- _Required task_:
Locate each line below that includes "Traffic" and reproduce it.

- _The records_:
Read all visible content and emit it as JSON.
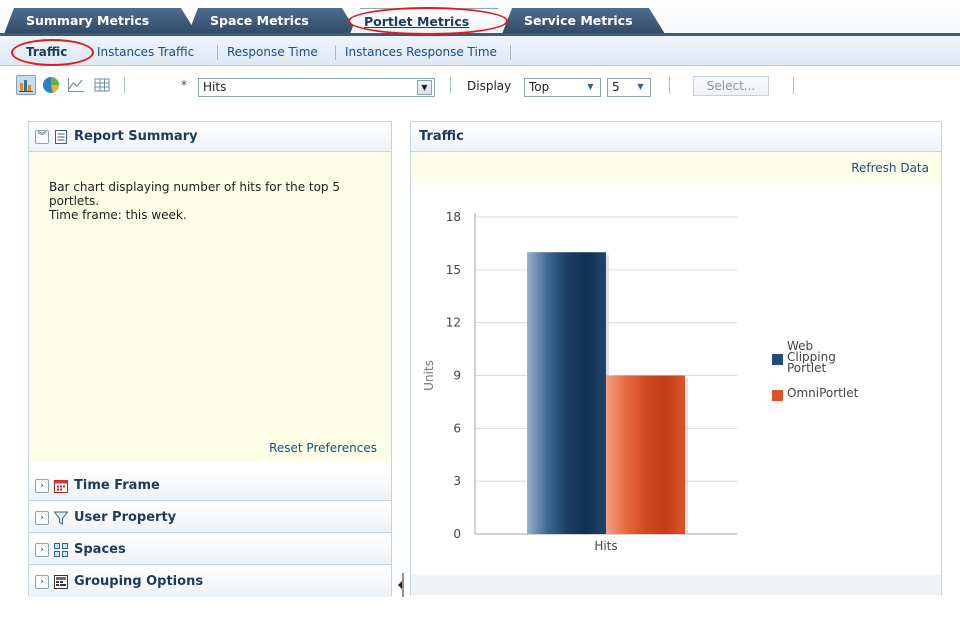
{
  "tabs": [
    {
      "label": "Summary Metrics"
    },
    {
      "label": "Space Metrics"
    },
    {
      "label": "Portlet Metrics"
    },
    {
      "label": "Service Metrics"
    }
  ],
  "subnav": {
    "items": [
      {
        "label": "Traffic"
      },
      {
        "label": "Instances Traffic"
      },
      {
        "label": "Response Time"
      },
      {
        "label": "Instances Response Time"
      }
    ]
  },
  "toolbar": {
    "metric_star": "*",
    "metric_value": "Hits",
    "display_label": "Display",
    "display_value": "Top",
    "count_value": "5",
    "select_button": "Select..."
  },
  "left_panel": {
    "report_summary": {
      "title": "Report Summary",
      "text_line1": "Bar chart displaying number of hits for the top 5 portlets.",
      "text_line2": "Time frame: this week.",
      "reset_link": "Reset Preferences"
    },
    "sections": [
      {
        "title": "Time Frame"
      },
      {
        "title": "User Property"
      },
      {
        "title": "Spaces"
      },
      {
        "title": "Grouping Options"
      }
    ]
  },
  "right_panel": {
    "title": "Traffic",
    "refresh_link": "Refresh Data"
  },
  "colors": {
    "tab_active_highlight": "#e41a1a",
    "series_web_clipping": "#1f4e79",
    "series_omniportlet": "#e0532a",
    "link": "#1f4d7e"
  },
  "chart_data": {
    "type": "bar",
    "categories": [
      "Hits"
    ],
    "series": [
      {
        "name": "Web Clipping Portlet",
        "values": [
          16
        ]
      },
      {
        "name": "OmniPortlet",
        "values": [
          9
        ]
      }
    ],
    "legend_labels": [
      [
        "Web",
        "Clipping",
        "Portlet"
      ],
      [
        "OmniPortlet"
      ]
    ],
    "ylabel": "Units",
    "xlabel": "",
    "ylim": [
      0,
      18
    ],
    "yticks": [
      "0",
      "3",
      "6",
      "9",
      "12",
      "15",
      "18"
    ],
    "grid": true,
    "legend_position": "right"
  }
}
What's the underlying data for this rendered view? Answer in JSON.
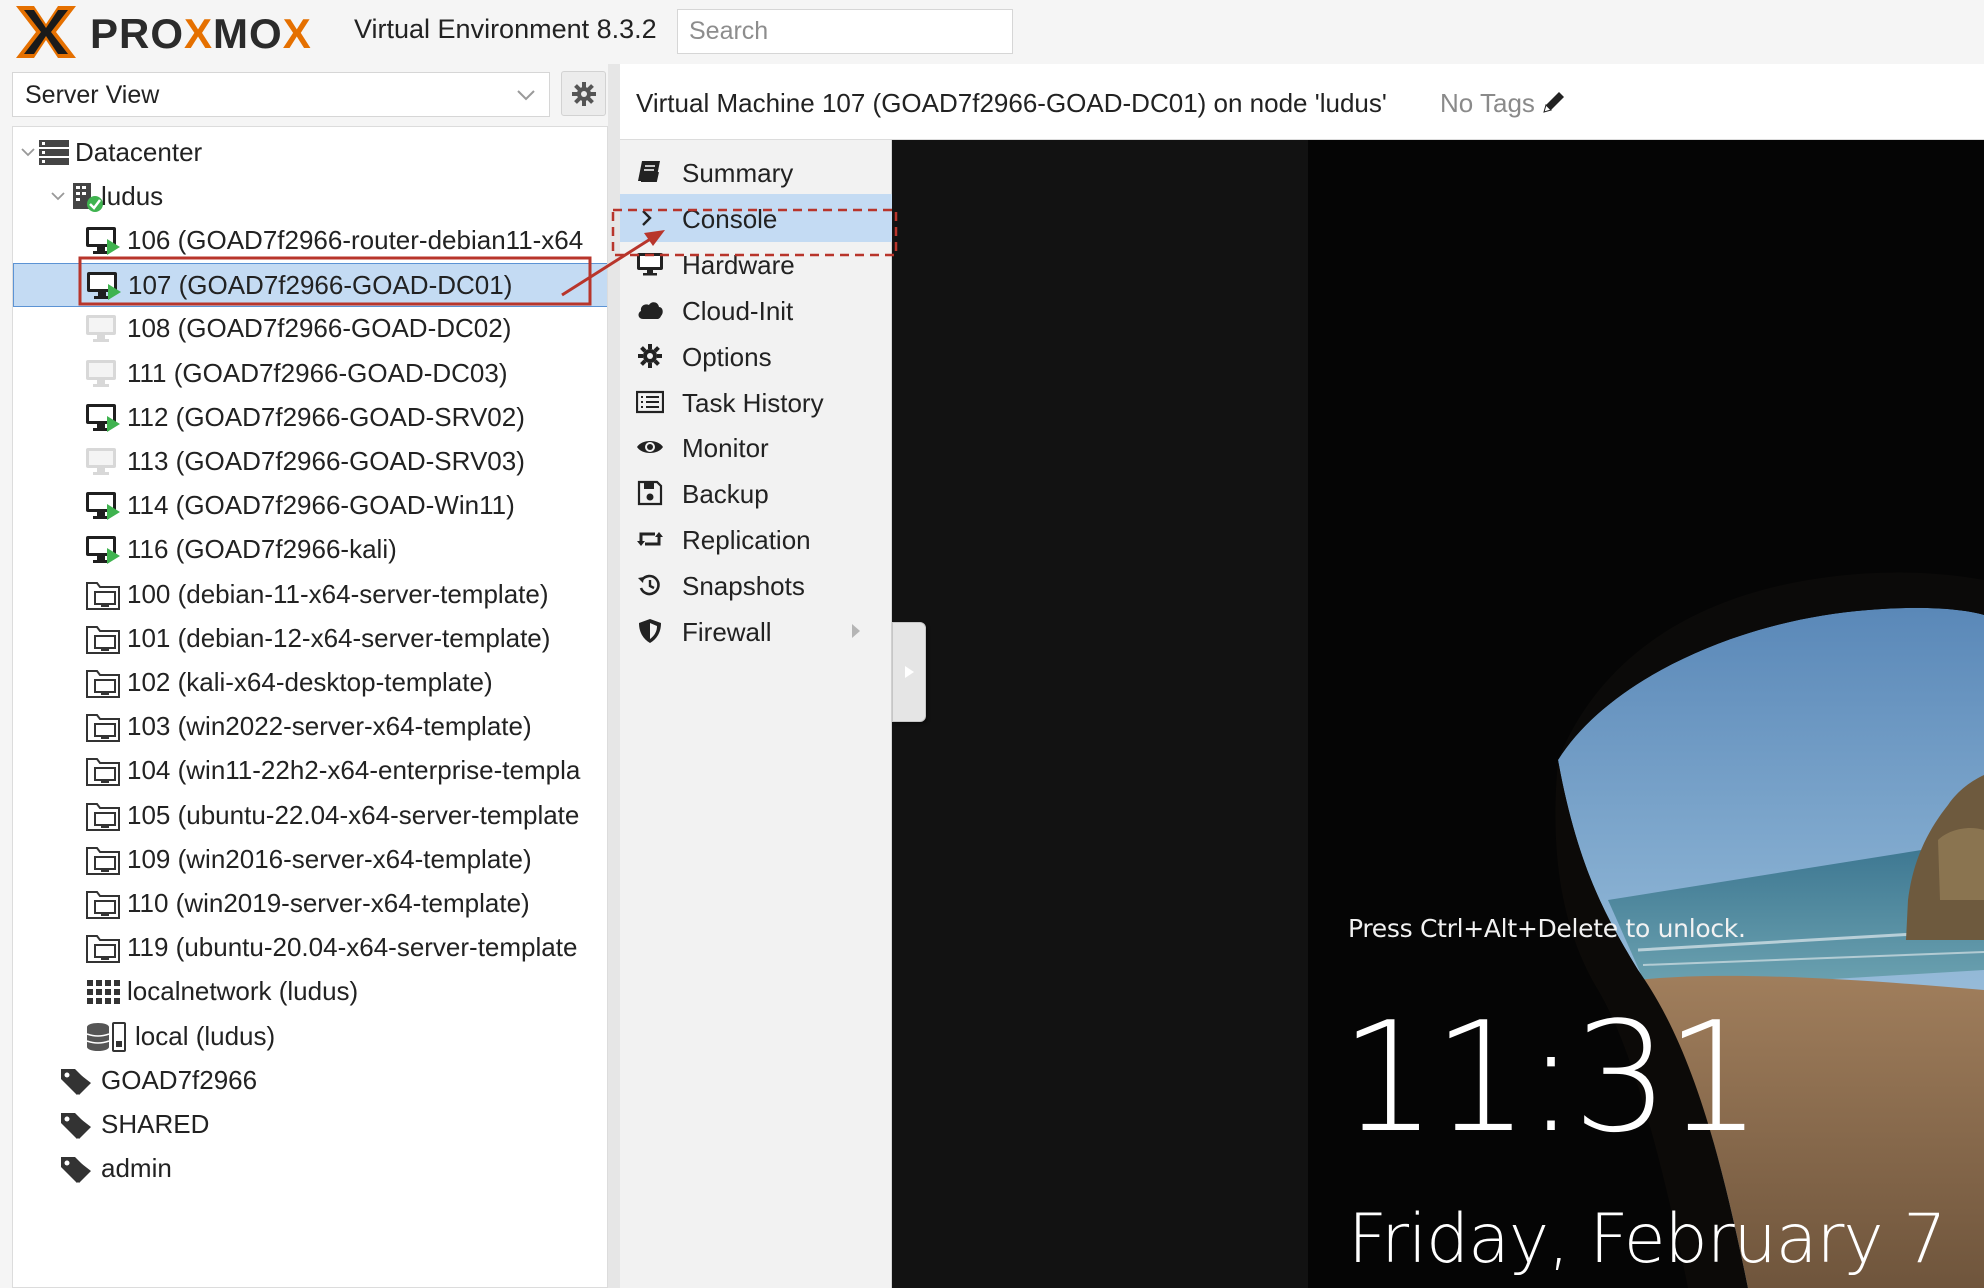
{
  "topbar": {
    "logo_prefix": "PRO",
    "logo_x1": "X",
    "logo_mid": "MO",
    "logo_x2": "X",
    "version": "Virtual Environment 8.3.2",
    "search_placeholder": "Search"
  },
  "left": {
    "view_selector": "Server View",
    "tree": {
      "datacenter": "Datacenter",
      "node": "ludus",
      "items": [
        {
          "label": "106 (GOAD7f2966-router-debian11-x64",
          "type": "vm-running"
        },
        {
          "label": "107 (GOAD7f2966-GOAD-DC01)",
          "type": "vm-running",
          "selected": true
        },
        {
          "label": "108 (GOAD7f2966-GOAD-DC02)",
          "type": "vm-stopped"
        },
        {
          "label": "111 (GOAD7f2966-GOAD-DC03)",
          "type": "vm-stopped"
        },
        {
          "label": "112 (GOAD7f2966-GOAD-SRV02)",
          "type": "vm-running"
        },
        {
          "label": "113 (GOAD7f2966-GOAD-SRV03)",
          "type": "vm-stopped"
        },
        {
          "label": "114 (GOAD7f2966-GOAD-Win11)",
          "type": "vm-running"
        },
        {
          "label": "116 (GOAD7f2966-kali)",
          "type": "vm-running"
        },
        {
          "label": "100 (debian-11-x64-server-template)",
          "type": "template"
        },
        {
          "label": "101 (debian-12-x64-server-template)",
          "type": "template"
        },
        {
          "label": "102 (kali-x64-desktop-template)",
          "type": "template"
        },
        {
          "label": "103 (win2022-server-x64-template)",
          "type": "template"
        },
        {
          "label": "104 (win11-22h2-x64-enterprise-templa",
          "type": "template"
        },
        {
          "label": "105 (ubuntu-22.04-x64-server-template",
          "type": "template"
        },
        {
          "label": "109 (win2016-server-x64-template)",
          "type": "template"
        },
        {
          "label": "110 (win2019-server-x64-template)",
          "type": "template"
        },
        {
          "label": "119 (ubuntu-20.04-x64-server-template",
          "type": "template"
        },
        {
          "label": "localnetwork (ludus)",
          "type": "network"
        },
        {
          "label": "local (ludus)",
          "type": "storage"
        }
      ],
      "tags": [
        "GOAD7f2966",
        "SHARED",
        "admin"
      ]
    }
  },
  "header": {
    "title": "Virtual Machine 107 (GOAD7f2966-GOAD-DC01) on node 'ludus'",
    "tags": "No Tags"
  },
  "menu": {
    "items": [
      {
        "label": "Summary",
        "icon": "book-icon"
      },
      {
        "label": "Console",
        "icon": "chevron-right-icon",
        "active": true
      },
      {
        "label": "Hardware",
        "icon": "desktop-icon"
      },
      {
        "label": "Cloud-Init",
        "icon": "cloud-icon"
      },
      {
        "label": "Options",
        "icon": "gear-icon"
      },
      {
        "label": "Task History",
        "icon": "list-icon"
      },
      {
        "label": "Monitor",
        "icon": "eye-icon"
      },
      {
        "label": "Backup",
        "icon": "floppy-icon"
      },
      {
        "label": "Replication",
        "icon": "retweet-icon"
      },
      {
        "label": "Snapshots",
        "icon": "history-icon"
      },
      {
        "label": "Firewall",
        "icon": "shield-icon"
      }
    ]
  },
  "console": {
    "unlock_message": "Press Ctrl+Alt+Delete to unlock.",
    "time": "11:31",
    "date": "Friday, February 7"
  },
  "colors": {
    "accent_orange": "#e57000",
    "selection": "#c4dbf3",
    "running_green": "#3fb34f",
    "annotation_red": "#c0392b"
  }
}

- _Exercise result_:
        "label": "Traffic"
        "label": "Instances Traffic"
    "title": "Traffic",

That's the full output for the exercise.